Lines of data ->
○ ○ ○
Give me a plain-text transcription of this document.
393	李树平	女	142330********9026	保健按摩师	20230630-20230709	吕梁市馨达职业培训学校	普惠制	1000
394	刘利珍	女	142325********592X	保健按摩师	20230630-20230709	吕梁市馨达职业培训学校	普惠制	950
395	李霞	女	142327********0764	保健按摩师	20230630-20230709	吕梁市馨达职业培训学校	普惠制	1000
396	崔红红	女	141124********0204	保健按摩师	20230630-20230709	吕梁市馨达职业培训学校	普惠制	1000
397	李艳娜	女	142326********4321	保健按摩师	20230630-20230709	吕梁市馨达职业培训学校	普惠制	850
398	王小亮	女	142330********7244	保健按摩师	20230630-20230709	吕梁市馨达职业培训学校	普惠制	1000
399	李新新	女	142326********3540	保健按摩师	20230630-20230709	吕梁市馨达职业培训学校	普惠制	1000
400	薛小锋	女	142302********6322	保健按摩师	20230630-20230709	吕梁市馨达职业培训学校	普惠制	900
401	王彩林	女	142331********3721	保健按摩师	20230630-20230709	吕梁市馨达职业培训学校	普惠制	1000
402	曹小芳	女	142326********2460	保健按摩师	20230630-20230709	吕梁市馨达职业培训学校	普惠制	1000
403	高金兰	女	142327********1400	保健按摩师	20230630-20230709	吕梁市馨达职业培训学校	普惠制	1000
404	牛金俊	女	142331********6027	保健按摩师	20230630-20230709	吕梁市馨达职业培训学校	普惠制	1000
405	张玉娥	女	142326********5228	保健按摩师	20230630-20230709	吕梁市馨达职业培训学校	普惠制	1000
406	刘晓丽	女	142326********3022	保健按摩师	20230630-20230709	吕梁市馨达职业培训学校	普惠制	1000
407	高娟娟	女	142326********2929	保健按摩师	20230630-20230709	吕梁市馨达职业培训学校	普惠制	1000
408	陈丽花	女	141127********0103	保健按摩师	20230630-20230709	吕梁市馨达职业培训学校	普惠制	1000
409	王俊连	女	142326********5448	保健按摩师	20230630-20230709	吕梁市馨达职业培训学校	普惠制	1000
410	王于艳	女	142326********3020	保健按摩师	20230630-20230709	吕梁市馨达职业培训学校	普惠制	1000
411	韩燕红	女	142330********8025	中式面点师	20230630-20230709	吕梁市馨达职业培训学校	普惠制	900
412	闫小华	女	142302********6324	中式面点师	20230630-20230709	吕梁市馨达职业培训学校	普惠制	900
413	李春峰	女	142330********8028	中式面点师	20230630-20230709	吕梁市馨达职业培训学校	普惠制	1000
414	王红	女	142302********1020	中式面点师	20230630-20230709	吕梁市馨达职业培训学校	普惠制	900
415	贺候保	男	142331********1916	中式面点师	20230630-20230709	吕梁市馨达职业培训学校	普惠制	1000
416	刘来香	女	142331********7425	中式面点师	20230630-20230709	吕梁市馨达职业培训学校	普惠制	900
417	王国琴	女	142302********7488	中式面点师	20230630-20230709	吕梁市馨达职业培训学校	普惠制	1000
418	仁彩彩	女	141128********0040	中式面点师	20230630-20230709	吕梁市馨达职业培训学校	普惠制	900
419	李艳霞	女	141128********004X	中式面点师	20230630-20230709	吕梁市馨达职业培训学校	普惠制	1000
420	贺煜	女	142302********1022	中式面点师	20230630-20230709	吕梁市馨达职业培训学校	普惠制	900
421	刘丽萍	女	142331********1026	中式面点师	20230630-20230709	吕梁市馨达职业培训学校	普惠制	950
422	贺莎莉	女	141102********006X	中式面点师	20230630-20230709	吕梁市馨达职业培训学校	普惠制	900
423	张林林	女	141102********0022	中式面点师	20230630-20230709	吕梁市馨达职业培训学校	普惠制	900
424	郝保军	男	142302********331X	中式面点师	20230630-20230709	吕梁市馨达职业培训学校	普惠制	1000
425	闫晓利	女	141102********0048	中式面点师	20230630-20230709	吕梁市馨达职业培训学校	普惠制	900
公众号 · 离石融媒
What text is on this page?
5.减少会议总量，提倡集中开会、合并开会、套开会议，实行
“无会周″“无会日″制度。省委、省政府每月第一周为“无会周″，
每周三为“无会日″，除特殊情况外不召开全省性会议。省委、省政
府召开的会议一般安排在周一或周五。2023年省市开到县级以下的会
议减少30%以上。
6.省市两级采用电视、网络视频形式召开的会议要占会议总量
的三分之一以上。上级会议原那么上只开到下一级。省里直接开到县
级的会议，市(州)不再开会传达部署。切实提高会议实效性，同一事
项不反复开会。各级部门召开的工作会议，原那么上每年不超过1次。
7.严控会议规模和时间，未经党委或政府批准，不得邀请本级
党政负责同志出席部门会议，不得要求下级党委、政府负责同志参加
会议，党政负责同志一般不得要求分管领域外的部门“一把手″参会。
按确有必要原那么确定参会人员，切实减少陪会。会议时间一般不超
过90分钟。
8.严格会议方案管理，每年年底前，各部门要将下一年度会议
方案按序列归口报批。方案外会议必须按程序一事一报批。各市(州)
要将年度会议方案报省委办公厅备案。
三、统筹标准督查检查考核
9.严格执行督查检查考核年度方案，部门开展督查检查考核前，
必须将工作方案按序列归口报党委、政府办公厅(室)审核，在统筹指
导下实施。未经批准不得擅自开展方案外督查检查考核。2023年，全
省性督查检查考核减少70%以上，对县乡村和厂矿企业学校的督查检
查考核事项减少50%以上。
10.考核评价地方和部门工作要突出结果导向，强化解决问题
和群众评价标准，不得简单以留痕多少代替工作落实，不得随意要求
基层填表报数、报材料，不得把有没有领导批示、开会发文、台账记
○ ○ ○
Each line must be given again exactly as written above.

TASK ANSWER ->
Give me a plain-text transcription of this document.
393	李树平	女	142330********9026	保健按摩师	20230630-20230709	吕梁市馨达职业培训学校	普惠制	1000
394	刘利珍	女	142325********592X	保健按摩师	20230630-20230709	吕梁市馨达职业培训学校	普惠制	950
395	李霞	女	142327********0764	保健按摩师	20230630-20230709	吕梁市馨达职业培训学校	普惠制	1000
396	崔红红	女	141124********0204	保健按摩师	20230630-20230709	吕梁市馨达职业培训学校	普惠制	1000
397	李艳娜	女	142326********4321	保健按摩师	20230630-20230709	吕梁市馨达职业培训学校	普惠制	850
398	王小亮	女	142330********7244	保健按摩师	20230630-20230709	吕梁市馨达职业培训学校	普惠制	1000
399	李新新	女	142326********3540	保健按摩师	20230630-20230709	吕梁市馨达职业培训学校	普惠制	1000
400	薛小锋	女	142302********6322	保健按摩师	20230630-20230709	吕梁市馨达职业培训学校	普惠制	900
401	王彩林	女	142331********3721	保健按摩师	20230630-20230709	吕梁市馨达职业培训学校	普惠制	1000
402	曹小芳	女	142326********2460	保健按摩师	20230630-20230709	吕梁市馨达职业培训学校	普惠制	1000
403	高金兰	女	142327********1400	保健按摩师	20230630-20230709	吕梁市馨达职业培训学校	普惠制	1000
404	牛金俊	女	142331********6027	保健按摩师	20230630-20230709	吕梁市馨达职业培训学校	普惠制	1000
405	张玉娥	女	142326********5228	保健按摩师	20230630-20230709	吕梁市馨达职业培训学校	普惠制	1000
406	刘晓丽	女	142326********3022	保健按摩师	20230630-20230709	吕梁市馨达职业培训学校	普惠制	1000
407	高娟娟	女	142326********2929	保健按摩师	20230630-20230709	吕梁市馨达职业培训学校	普惠制	1000
408	陈丽花	女	141127********0103	保健按摩师	20230630-20230709	吕梁市馨达职业培训学校	普惠制	1000
409	王俊连	女	142326********5448	保健按摩师	20230630-20230709	吕梁市馨达职业培训学校	普惠制	1000
410	王于艳	女	142326********3020	保健按摩师	20230630-20230709	吕梁市馨达职业培训学校	普惠制	1000
411	韩燕红	女	142330********8025	中式面点师	20230630-20230709	吕梁市馨达职业培训学校	普惠制	900
412	闫小华	女	142302********6324	中式面点师	20230630-20230709	吕梁市馨达职业培训学校	普惠制	900
413	李春峰	女	142330********8028	中式面点师	20230630-20230709	吕梁市馨达职业培训学校	普惠制	1000
414	王红	女	142302********1020	中式面点师	20230630-20230709	吕梁市馨达职业培训学校	普惠制	900
415	贺候保	男	142331********1916	中式面点师	20230630-20230709	吕梁市馨达职业培训学校	普惠制	1000
416	刘来香	女	142331********7425	中式面点师	20230630-20230709	吕梁市馨达职业培训学校	普惠制	900
417	王国琴	女	142302********7488	中式面点师	20230630-20230709	吕梁市馨达职业培训学校	普惠制	1000
418	仁彩彩	女	141128********0040	中式面点师	20230630-20230709	吕梁市馨达职业培训学校	普惠制	900
419	李艳霞	女	141128********004X	中式面点师	20230630-20230709	吕梁市馨达职业培训学校	普惠制	1000
420	贺煜	女	142302********1022	中式面点师	20230630-20230709	吕梁市馨达职业培训学校	普惠制	900
421	刘丽萍	女	142331********1026	中式面点师	20230630-20230709	吕梁市馨达职业培训学校	普惠制	950
422	贺莎莉	女	141102********006X	中式面点师	20230630-20230709	吕梁市馨达职业培训学校	普惠制	900
423	张林林	女	141102********0022	中式面点师	20230630-20230709	吕梁市馨达职业培训学校	普惠制	900
424	郝保军	男	142302********331X	中式面点师	20230630-20230709	吕梁市馨达职业培训学校	普惠制	1000
425	闫晓利	女	141102********0048	中式面点师	20230630-20230709	吕梁市馨达职业培训学校	普惠制	900
公众号 · 离石融媒
What text is on this page?
5.减少会议总量，提倡集中开会、合并开会、套开会议，实行
“无会周″“无会日″制度。省委、省政府每月第一周为“无会周″，
每周三为“无会日″，除特殊情况外不召开全省性会议。省委、省政
府召开的会议一般安排在周一或周五。2023年省市开到县级以下的会
议减少30%以上。
6.省市两级采用电视、网络视频形式召开的会议要占会议总量
的三分之一以上。上级会议原那么上只开到下一级。省里直接开到县
级的会议，市(州)不再开会传达部署。切实提高会议实效性，同一事
项不反复开会。各级部门召开的工作会议，原那么上每年不超过1次。
7.严控会议规模和时间，未经党委或政府批准，不得邀请本级
党政负责同志出席部门会议，不得要求下级党委、政府负责同志参加
会议，党政负责同志一般不得要求分管领域外的部门“一把手″参会。
按确有必要原那么确定参会人员，切实减少陪会。会议时间一般不超
过90分钟。
8.严格会议方案管理，每年年底前，各部门要将下一年度会议
方案按序列归口报批。方案外会议必须按程序一事一报批。各市(州)
要将年度会议方案报省委办公厅备案。
三、统筹标准督查检查考核
9.严格执行督查检查考核年度方案，部门开展督查检查考核前，
必须将工作方案按序列归口报党委、政府办公厅(室)审核，在统筹指
导下实施。未经批准不得擅自开展方案外督查检查考核。2023年，全
省性督查检查考核减少70%以上，对县乡村和厂矿企业学校的督查检
查考核事项减少50%以上。
10.考核评价地方和部门工作要突出结果导向，强化解决问题
和群众评价标准，不得简单以留痕多少代替工作落实，不得随意要求
基层填表报数、报材料，不得把有没有领导批示、开会发文、台账记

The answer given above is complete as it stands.